■ **What is being asked**
Search the records for the word "且满足加法结合律" and report each line that has it.

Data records
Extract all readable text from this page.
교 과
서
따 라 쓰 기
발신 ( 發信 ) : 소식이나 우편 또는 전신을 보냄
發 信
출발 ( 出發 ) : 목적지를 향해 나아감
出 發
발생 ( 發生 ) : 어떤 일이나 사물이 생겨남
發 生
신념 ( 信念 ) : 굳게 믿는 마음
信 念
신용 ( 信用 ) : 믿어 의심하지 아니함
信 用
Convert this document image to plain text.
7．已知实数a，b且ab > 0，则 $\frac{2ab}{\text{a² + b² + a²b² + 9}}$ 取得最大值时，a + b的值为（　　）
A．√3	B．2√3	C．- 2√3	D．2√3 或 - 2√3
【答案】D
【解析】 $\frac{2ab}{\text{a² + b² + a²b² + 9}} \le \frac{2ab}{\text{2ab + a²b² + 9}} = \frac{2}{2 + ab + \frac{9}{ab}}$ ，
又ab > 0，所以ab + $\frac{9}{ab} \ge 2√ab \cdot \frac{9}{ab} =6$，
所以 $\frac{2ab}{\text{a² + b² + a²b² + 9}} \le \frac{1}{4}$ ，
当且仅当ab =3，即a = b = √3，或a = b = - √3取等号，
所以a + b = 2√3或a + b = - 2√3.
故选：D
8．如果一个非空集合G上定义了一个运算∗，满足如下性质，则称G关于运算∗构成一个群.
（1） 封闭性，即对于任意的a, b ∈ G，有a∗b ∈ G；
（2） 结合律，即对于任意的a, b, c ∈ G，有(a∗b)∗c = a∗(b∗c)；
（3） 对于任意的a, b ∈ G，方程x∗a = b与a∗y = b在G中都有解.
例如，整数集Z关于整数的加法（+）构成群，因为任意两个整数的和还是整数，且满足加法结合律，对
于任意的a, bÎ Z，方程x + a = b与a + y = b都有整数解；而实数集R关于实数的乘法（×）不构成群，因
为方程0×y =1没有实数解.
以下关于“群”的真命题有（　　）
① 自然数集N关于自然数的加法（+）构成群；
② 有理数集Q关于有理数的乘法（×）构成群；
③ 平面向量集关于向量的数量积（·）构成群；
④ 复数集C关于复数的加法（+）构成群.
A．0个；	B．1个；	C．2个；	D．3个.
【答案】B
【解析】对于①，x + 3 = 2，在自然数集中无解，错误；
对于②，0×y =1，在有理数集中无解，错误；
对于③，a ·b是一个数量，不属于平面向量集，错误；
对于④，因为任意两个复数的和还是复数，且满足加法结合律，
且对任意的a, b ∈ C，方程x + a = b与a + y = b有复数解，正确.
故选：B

■ **Solution to the problem**
例如，整数集Z关于整数的加法（+）构成群，因为任意两个整数的和还是整数，且满足加法结合律，对
对于④，因为任意两个复数的和还是复数，且满足加法结合律，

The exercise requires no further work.